[Figure contents as structured data]
_____
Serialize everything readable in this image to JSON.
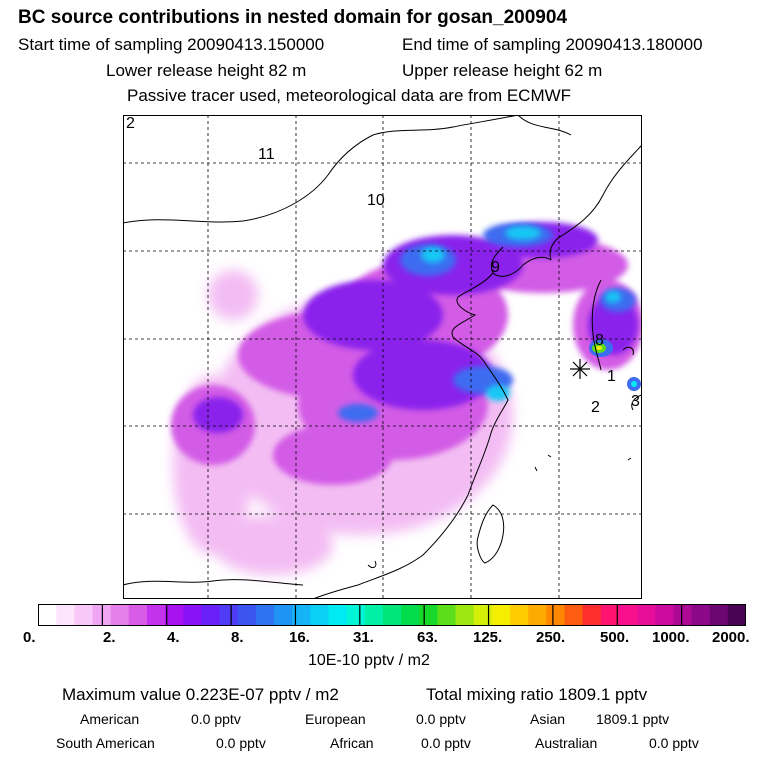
{
  "title": "BC  source contributions in nested domain for gosan_200904",
  "sampling": {
    "start": "Start time of sampling 20090413.150000",
    "end": "End time of sampling 20090413.180000"
  },
  "release": {
    "lower": "Lower release height   82 m",
    "upper": "Upper release height   62 m"
  },
  "note": "Passive tracer used, meteorological data are from ECMWF",
  "map": {
    "region_labels": [
      "11",
      "10",
      "9",
      "8",
      "1",
      "2",
      "3",
      "2"
    ]
  },
  "colorbar": {
    "tick_labels": [
      "0.",
      "2.",
      "4.",
      "8.",
      "16.",
      "31.",
      "63.",
      "125.",
      "250.",
      "500.",
      "1000.",
      "2000."
    ],
    "colors": [
      "#ffffff",
      "#fde6fd",
      "#f8c9f8",
      "#f0a6f2",
      "#e57fea",
      "#d85ce6",
      "#c332ec",
      "#a812f0",
      "#8a12f6",
      "#6a20f8",
      "#4f3cf4",
      "#3c54f0",
      "#2e74f2",
      "#2094f4",
      "#14b4f6",
      "#0ad0f6",
      "#00eaf4",
      "#00f6d6",
      "#00f0a8",
      "#00e67a",
      "#00dc4c",
      "#18d82a",
      "#5cde1a",
      "#9ee812",
      "#d4f008",
      "#f6ee00",
      "#fecc00",
      "#feaa00",
      "#fe8600",
      "#fe5c10",
      "#fe2e2e",
      "#fe1470",
      "#f8108c",
      "#e80e9a",
      "#cc0c9c",
      "#ac0a96",
      "#8c088a",
      "#6c0670",
      "#4a0454"
    ],
    "unit": "10E-10 pptv / m2"
  },
  "stats": {
    "maximum": "Maximum value  0.223E-07 pptv / m2",
    "total": "Total mixing ratio     1809.1 pptv",
    "american_label": "American",
    "american_value": "0.0 pptv",
    "european_label": "European",
    "european_value": "0.0 pptv",
    "asian_label": "Asian",
    "asian_value": "1809.1 pptv",
    "south_american_label": "South American",
    "south_american_value": "0.0 pptv",
    "african_label": "African",
    "african_value": "0.0 pptv",
    "australian_label": "Australian",
    "australian_value": "0.0 pptv"
  }
}
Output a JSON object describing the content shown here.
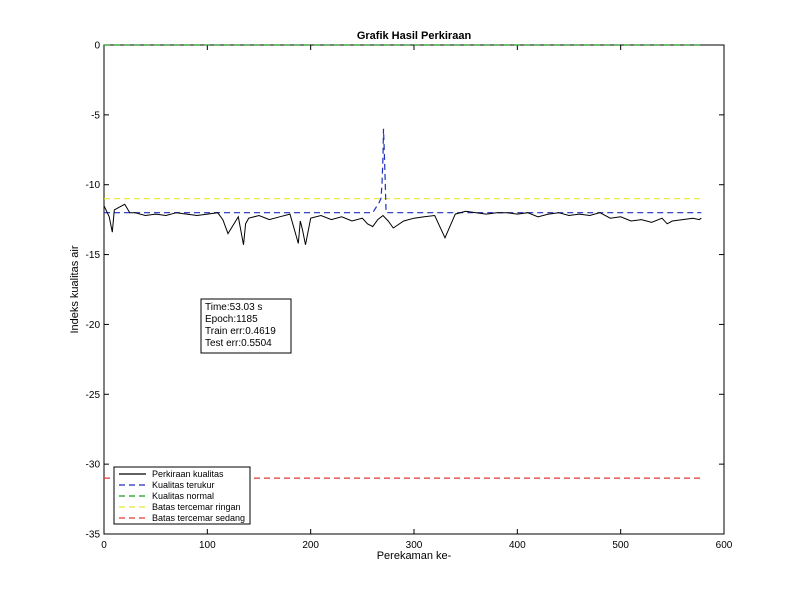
{
  "chart_data": {
    "type": "line",
    "title": "Grafik Hasil Perkiraan",
    "xlabel": "Perekaman ke-",
    "ylabel": "Indeks kualitas air",
    "xlim": [
      0,
      600
    ],
    "ylim": [
      -35,
      0
    ],
    "xticks": [
      "0",
      "100",
      "200",
      "300",
      "400",
      "500",
      "600"
    ],
    "yticks": [
      "0",
      "-5",
      "-10",
      "-15",
      "-20",
      "-25",
      "-30",
      "-35"
    ],
    "grid": false,
    "legend_position": "bottom-left",
    "series": [
      {
        "name": "Perkiraan kualitas",
        "color": "#000000",
        "style": "solid",
        "x": [
          0,
          5,
          8,
          10,
          15,
          20,
          25,
          30,
          40,
          50,
          60,
          70,
          80,
          90,
          100,
          110,
          115,
          120,
          130,
          135,
          137,
          140,
          150,
          160,
          170,
          180,
          188,
          190,
          192,
          195,
          200,
          210,
          220,
          230,
          240,
          250,
          255,
          260,
          265,
          270,
          275,
          280,
          290,
          300,
          310,
          320,
          330,
          340,
          350,
          360,
          370,
          380,
          390,
          400,
          410,
          420,
          430,
          440,
          450,
          460,
          470,
          480,
          490,
          500,
          510,
          520,
          530,
          540,
          545,
          550,
          560,
          570,
          576,
          578
        ],
        "y": [
          -11.5,
          -12.3,
          -13.4,
          -11.8,
          -11.6,
          -11.4,
          -12.0,
          -12.0,
          -12.2,
          -12.1,
          -12.2,
          -12.0,
          -12.1,
          -12.2,
          -12.1,
          -12.0,
          -12.5,
          -13.5,
          -12.3,
          -14.3,
          -12.8,
          -12.4,
          -12.2,
          -12.5,
          -12.3,
          -12.1,
          -14.2,
          -12.6,
          -13.2,
          -14.3,
          -12.4,
          -12.2,
          -12.5,
          -12.3,
          -12.6,
          -12.4,
          -12.8,
          -13.0,
          -12.5,
          -12.2,
          -12.6,
          -13.1,
          -12.6,
          -12.4,
          -12.3,
          -12.2,
          -13.8,
          -12.1,
          -11.9,
          -12.0,
          -12.1,
          -12.0,
          -12.0,
          -12.1,
          -12.0,
          -12.3,
          -12.1,
          -12.0,
          -12.2,
          -12.1,
          -12.2,
          -12.0,
          -12.4,
          -12.3,
          -12.6,
          -12.5,
          -12.7,
          -12.4,
          -12.8,
          -12.6,
          -12.5,
          -12.4,
          -12.5,
          -12.4
        ]
      },
      {
        "name": "Kualitas terukur",
        "color": "#1f2fbf",
        "style": "dashed",
        "x": [
          0,
          100,
          200,
          260,
          266,
          268,
          269,
          270,
          270.5,
          271,
          272,
          273,
          280,
          300,
          400,
          500,
          578
        ],
        "y": [
          -12,
          -12,
          -12,
          -12,
          -11.3,
          -11.0,
          -10.0,
          -8.0,
          -6.0,
          -7.0,
          -9.5,
          -12,
          -12,
          -12,
          -12,
          -12,
          -12
        ]
      },
      {
        "name": "Kualitas normal",
        "color": "#1a9e1a",
        "style": "dashed",
        "x": [
          0,
          578
        ],
        "y": [
          0,
          0
        ]
      },
      {
        "name": "Batas tercemar ringan",
        "color": "#e8e830",
        "style": "dashed",
        "x": [
          0,
          578
        ],
        "y": [
          -11,
          -11
        ]
      },
      {
        "name": "Batas tercemar sedang",
        "color": "#e03a3a",
        "style": "dashed",
        "x": [
          0,
          578
        ],
        "y": [
          -31,
          -31
        ]
      }
    ],
    "annotation": {
      "lines": [
        "Time:53.03 s",
        "Epoch:1185",
        "Train err:0.4619",
        "Test err:0.5504"
      ]
    }
  }
}
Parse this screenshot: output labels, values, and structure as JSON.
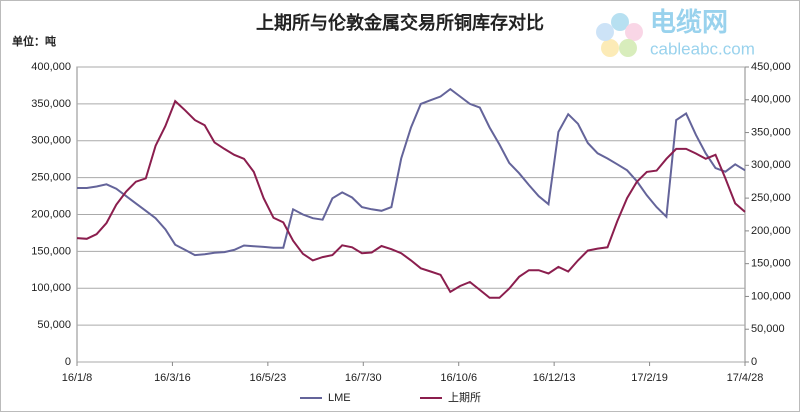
{
  "chart_data": {
    "type": "line",
    "title": "上期所与伦敦金属交易所铜库存对比",
    "y_label": "单位：吨",
    "watermark": {
      "name": "电缆网",
      "site": "cableabc.com"
    },
    "grid": true,
    "legend": "bottom",
    "x": [
      "16/1/8",
      "16/1/15",
      "16/1/22",
      "16/1/29",
      "16/2/5",
      "16/2/12",
      "16/2/19",
      "16/2/26",
      "16/3/4",
      "16/3/11",
      "16/3/18",
      "16/3/25",
      "16/4/1",
      "16/4/8",
      "16/4/15",
      "16/4/22",
      "16/4/29",
      "16/5/6",
      "16/5/13",
      "16/5/20",
      "16/5/27",
      "16/6/3",
      "16/6/10",
      "16/6/17",
      "16/6/24",
      "16/7/1",
      "16/7/8",
      "16/7/15",
      "16/7/22",
      "16/7/29",
      "16/8/5",
      "16/8/12",
      "16/8/19",
      "16/8/26",
      "16/9/2",
      "16/9/9",
      "16/9/16",
      "16/9/23",
      "16/9/30",
      "16/10/7",
      "16/10/14",
      "16/10/21",
      "16/10/28",
      "16/11/4",
      "16/11/11",
      "16/11/18",
      "16/11/25",
      "16/12/2",
      "16/12/9",
      "16/12/16",
      "16/12/23",
      "16/12/30",
      "17/1/6",
      "17/1/13",
      "17/1/20",
      "17/1/27",
      "17/2/3",
      "17/2/10",
      "17/2/17",
      "17/2/24",
      "17/3/3",
      "17/3/10",
      "17/3/17",
      "17/3/24",
      "17/3/31",
      "17/4/7",
      "17/4/14",
      "17/4/21",
      "17/4/28"
    ],
    "xlim": [
      "16/1/8",
      "17/4/28"
    ],
    "xticks": [
      "16/1/8",
      "16/3/16",
      "16/5/23",
      "16/7/30",
      "16/10/6",
      "16/12/13",
      "17/2/19",
      "17/4/28"
    ],
    "ylim": [
      0,
      400000
    ],
    "yticks": [
      0,
      {
        "value": 50000,
        "label": "50,000"
      },
      {
        "value": 100000,
        "label": "100,000"
      },
      {
        "value": 150000,
        "label": "150,000"
      },
      {
        "value": 200000,
        "label": "200,000"
      },
      {
        "value": 250000,
        "label": "250,000"
      },
      {
        "value": 300000,
        "label": "300,000"
      },
      {
        "value": 350000,
        "label": "350,000"
      },
      {
        "value": 400000,
        "label": "400,000"
      }
    ],
    "y2lim": [
      0,
      450000
    ],
    "y2ticks": [
      0,
      {
        "value": 50000,
        "label": "50,000"
      },
      {
        "value": 100000,
        "label": "100,000"
      },
      {
        "value": 150000,
        "label": "150,000"
      },
      {
        "value": 200000,
        "label": "200,000"
      },
      {
        "value": 250000,
        "label": "250,000"
      },
      {
        "value": 300000,
        "label": "300,000"
      },
      {
        "value": 350000,
        "label": "350,000"
      },
      {
        "value": 400000,
        "label": "400,000"
      },
      {
        "value": 450000,
        "label": "450,000"
      }
    ],
    "series": [
      {
        "name": "LME",
        "color": "#64649a",
        "axis": "y",
        "values": [
          236000,
          236000,
          238000,
          241000,
          235000,
          225000,
          215000,
          205000,
          195000,
          180000,
          159000,
          152000,
          145000,
          146000,
          148000,
          149000,
          152000,
          158000,
          157000,
          156000,
          155000,
          155000,
          207000,
          200000,
          195000,
          193000,
          222000,
          230000,
          223000,
          210000,
          207000,
          205000,
          210000,
          276000,
          318000,
          350000,
          355000,
          360000,
          370000,
          360000,
          350000,
          345000,
          318000,
          295000,
          270000,
          256000,
          240000,
          225000,
          214000,
          312000,
          336000,
          323000,
          297000,
          283000,
          276000,
          268000,
          260000,
          245000,
          226000,
          210000,
          197000,
          328000,
          337000,
          308000,
          283000,
          263000,
          258000,
          268000,
          260000
        ]
      },
      {
        "name": "上期所",
        "color": "#8b1e4e",
        "axis": "y2",
        "values": [
          189000,
          188000,
          195000,
          212000,
          240000,
          260000,
          275000,
          280000,
          330000,
          360000,
          398000,
          384000,
          369000,
          361000,
          335000,
          325000,
          316000,
          310000,
          290000,
          250000,
          220000,
          213000,
          185000,
          165000,
          155000,
          160000,
          163000,
          178000,
          175000,
          166000,
          167000,
          177000,
          172000,
          166000,
          155000,
          143000,
          138000,
          133000,
          107000,
          116000,
          122000,
          110000,
          98000,
          98000,
          112000,
          130000,
          140000,
          140000,
          135000,
          145000,
          138000,
          155000,
          170000,
          173000,
          175000,
          215000,
          250000,
          275000,
          290000,
          292000,
          310000,
          325000,
          325000,
          318000,
          310000,
          316000,
          280000,
          242000,
          229000
        ]
      }
    ]
  }
}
_____
## SHORT EXERCISE
Report only how many lines of the listing hold the word "bottom".

## TASK ANSWER
2